** BEGIN **
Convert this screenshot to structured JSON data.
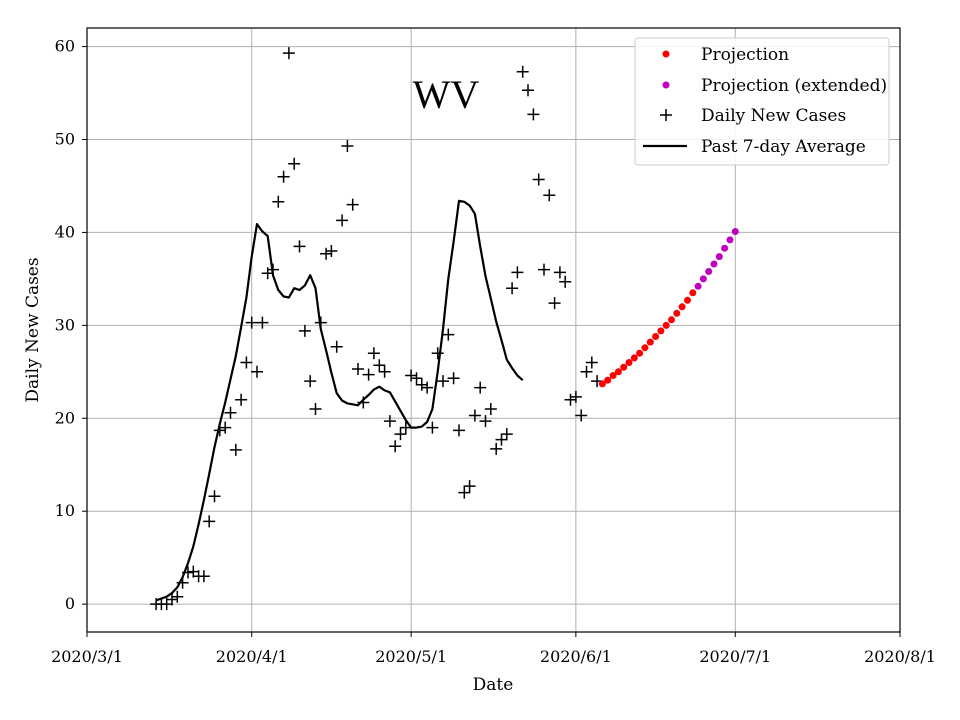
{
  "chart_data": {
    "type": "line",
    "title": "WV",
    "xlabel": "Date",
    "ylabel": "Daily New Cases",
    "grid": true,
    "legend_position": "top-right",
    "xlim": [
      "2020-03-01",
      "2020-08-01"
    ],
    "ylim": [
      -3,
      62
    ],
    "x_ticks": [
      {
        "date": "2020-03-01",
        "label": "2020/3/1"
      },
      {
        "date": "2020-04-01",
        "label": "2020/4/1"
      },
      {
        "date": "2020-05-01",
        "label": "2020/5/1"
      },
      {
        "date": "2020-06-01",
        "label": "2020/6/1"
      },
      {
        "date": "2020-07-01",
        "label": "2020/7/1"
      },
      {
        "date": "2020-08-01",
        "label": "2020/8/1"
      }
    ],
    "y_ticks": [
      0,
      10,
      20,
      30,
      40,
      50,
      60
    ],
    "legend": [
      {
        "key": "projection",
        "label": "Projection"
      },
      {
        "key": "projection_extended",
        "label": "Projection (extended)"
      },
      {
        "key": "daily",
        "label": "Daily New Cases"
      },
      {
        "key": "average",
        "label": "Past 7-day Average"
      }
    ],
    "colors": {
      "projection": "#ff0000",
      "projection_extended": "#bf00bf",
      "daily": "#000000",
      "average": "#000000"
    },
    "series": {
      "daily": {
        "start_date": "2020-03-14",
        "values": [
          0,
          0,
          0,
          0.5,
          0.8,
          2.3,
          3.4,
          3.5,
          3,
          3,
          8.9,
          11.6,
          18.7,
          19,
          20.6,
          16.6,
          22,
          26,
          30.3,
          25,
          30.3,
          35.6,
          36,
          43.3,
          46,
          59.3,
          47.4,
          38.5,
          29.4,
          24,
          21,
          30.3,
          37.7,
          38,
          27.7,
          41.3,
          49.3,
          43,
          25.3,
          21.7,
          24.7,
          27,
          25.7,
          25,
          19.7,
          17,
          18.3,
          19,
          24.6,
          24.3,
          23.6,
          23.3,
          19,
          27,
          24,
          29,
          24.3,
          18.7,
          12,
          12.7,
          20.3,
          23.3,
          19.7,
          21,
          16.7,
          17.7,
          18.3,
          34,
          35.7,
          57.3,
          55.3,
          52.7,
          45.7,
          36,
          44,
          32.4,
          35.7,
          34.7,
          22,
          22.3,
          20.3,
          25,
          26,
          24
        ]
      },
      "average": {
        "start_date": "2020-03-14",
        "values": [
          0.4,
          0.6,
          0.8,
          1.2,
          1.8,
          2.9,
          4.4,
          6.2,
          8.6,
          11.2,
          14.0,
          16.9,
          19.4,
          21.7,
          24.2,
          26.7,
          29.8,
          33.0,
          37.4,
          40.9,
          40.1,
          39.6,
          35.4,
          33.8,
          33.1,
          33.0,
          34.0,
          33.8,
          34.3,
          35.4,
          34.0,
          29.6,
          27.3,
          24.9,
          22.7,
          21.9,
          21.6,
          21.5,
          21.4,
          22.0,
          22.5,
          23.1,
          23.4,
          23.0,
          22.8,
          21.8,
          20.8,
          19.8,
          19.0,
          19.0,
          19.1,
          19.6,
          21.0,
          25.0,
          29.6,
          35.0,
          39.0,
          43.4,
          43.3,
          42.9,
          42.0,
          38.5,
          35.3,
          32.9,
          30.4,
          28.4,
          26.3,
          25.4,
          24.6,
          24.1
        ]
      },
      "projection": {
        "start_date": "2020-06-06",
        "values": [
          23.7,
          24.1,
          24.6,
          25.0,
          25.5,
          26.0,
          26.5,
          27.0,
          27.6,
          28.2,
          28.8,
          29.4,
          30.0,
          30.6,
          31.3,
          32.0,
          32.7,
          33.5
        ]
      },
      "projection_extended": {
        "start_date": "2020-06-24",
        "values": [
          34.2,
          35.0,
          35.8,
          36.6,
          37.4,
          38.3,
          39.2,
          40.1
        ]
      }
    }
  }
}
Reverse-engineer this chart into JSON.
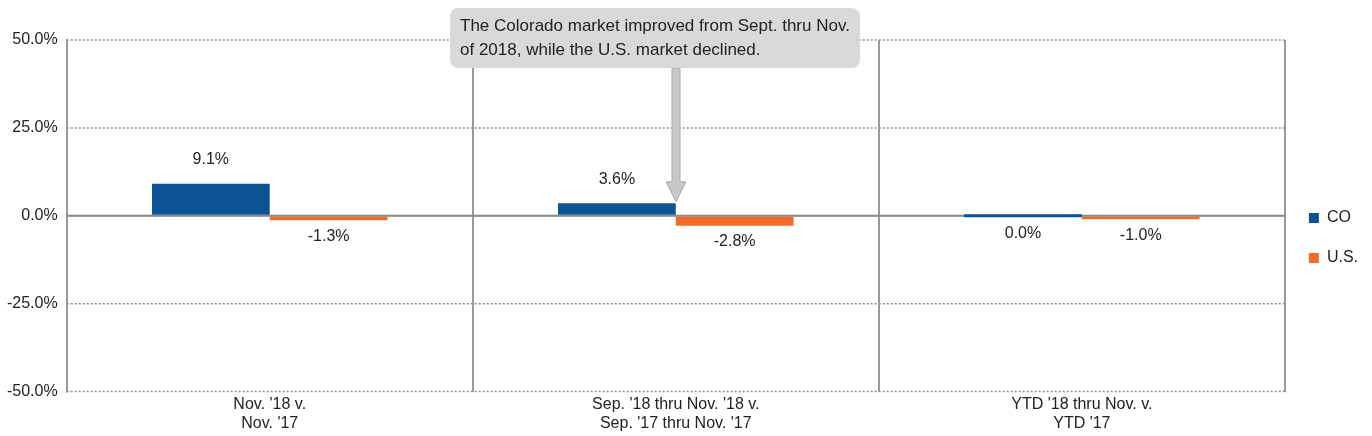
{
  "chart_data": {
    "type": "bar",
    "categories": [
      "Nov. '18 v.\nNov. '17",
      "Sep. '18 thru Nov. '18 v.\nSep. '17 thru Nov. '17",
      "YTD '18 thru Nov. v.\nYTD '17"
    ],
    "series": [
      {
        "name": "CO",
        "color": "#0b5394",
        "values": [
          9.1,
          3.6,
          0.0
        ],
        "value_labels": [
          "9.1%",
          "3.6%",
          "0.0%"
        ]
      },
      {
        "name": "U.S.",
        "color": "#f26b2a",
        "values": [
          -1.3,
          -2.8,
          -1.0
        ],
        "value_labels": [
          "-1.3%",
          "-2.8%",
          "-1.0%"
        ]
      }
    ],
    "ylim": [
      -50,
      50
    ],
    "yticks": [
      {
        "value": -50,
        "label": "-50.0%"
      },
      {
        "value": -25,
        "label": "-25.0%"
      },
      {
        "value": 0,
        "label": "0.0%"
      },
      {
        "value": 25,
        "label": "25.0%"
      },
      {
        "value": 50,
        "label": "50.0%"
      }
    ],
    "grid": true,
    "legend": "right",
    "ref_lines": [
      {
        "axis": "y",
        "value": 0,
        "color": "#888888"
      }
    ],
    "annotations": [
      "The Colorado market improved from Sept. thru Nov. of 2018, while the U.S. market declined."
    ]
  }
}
** END **
_TASK DIRECTIONS:_ Quote the material word for word, dropping any images it holds.

_WRITTEN SOLUTION:_
Convert this screenshot to structured JSON data.
{
  "chart_data": {
    "type": "line",
    "title": "WV",
    "xlabel": "Date",
    "ylabel": "Daily New Cases",
    "grid": true,
    "legend_position": "top-right",
    "xlim": [
      "2020-03-01",
      "2020-08-01"
    ],
    "ylim": [
      -3,
      62
    ],
    "x_ticks": [
      {
        "date": "2020-03-01",
        "label": "2020/3/1"
      },
      {
        "date": "2020-04-01",
        "label": "2020/4/1"
      },
      {
        "date": "2020-05-01",
        "label": "2020/5/1"
      },
      {
        "date": "2020-06-01",
        "label": "2020/6/1"
      },
      {
        "date": "2020-07-01",
        "label": "2020/7/1"
      },
      {
        "date": "2020-08-01",
        "label": "2020/8/1"
      }
    ],
    "y_ticks": [
      0,
      10,
      20,
      30,
      40,
      50,
      60
    ],
    "legend": [
      {
        "key": "projection",
        "label": "Projection"
      },
      {
        "key": "projection_extended",
        "label": "Projection (extended)"
      },
      {
        "key": "daily",
        "label": "Daily New Cases"
      },
      {
        "key": "average",
        "label": "Past 7-day Average"
      }
    ],
    "colors": {
      "projection": "#ff0000",
      "projection_extended": "#bf00bf",
      "daily": "#000000",
      "average": "#000000"
    },
    "series": {
      "daily": {
        "start_date": "2020-03-14",
        "values": [
          0,
          0,
          0,
          0.5,
          0.8,
          2.3,
          3.4,
          3.5,
          3,
          3,
          8.9,
          11.6,
          18.7,
          19,
          20.6,
          16.6,
          22,
          26,
          30.3,
          25,
          30.3,
          35.6,
          36,
          43.3,
          46,
          59.3,
          47.4,
          38.5,
          29.4,
          24,
          21,
          30.3,
          37.7,
          38,
          27.7,
          41.3,
          49.3,
          43,
          25.3,
          21.7,
          24.7,
          27,
          25.7,
          25,
          19.7,
          17,
          18.3,
          19,
          24.6,
          24.3,
          23.6,
          23.3,
          19,
          27,
          24,
          29,
          24.3,
          18.7,
          12,
          12.7,
          20.3,
          23.3,
          19.7,
          21,
          16.7,
          17.7,
          18.3,
          34,
          35.7,
          57.3,
          55.3,
          52.7,
          45.7,
          36,
          44,
          32.4,
          35.7,
          34.7,
          22,
          22.3,
          20.3,
          25,
          26,
          24
        ]
      },
      "average": {
        "start_date": "2020-03-14",
        "values": [
          0.4,
          0.6,
          0.8,
          1.2,
          1.8,
          2.9,
          4.4,
          6.2,
          8.6,
          11.2,
          14.0,
          16.9,
          19.4,
          21.7,
          24.2,
          26.7,
          29.8,
          33.0,
          37.4,
          40.9,
          40.1,
          39.6,
          35.4,
          33.8,
          33.1,
          33.0,
          34.0,
          33.8,
          34.3,
          35.4,
          34.0,
          29.6,
          27.3,
          24.9,
          22.7,
          21.9,
          21.6,
          21.5,
          21.4,
          22.0,
          22.5,
          23.1,
          23.4,
          23.0,
          22.8,
          21.8,
          20.8,
          19.8,
          19.0,
          19.0,
          19.1,
          19.6,
          21.0,
          25.0,
          29.6,
          35.0,
          39.0,
          43.4,
          43.3,
          42.9,
          42.0,
          38.5,
          35.3,
          32.9,
          30.4,
          28.4,
          26.3,
          25.4,
          24.6,
          24.1
        ]
      },
      "projection": {
        "start_date": "2020-06-06",
        "values": [
          23.7,
          24.1,
          24.6,
          25.0,
          25.5,
          26.0,
          26.5,
          27.0,
          27.6,
          28.2,
          28.8,
          29.4,
          30.0,
          30.6,
          31.3,
          32.0,
          32.7,
          33.5
        ]
      },
      "projection_extended": {
        "start_date": "2020-06-24",
        "values": [
          34.2,
          35.0,
          35.8,
          36.6,
          37.4,
          38.3,
          39.2,
          40.1
        ]
      }
    }
  }
}
Reverse-engineer this chart into JSON.
{
  "chart_data": {
    "type": "bar",
    "categories": [
      "Nov. '18 v.\nNov. '17",
      "Sep. '18 thru Nov. '18 v.\nSep. '17 thru Nov. '17",
      "YTD '18 thru Nov. v.\nYTD '17"
    ],
    "series": [
      {
        "name": "CO",
        "color": "#0b5394",
        "values": [
          9.1,
          3.6,
          0.0
        ],
        "value_labels": [
          "9.1%",
          "3.6%",
          "0.0%"
        ]
      },
      {
        "name": "U.S.",
        "color": "#f26b2a",
        "values": [
          -1.3,
          -2.8,
          -1.0
        ],
        "value_labels": [
          "-1.3%",
          "-2.8%",
          "-1.0%"
        ]
      }
    ],
    "ylim": [
      -50,
      50
    ],
    "yticks": [
      {
        "value": -50,
        "label": "-50.0%"
      },
      {
        "value": -25,
        "label": "-25.0%"
      },
      {
        "value": 0,
        "label": "0.0%"
      },
      {
        "value": 25,
        "label": "25.0%"
      },
      {
        "value": 50,
        "label": "50.0%"
      }
    ],
    "grid": true,
    "legend": "right",
    "ref_lines": [
      {
        "axis": "y",
        "value": 0,
        "color": "#888888"
      }
    ],
    "annotations": [
      "The Colorado market improved from Sept. thru Nov. of 2018, while the U.S. market declined."
    ]
  }
}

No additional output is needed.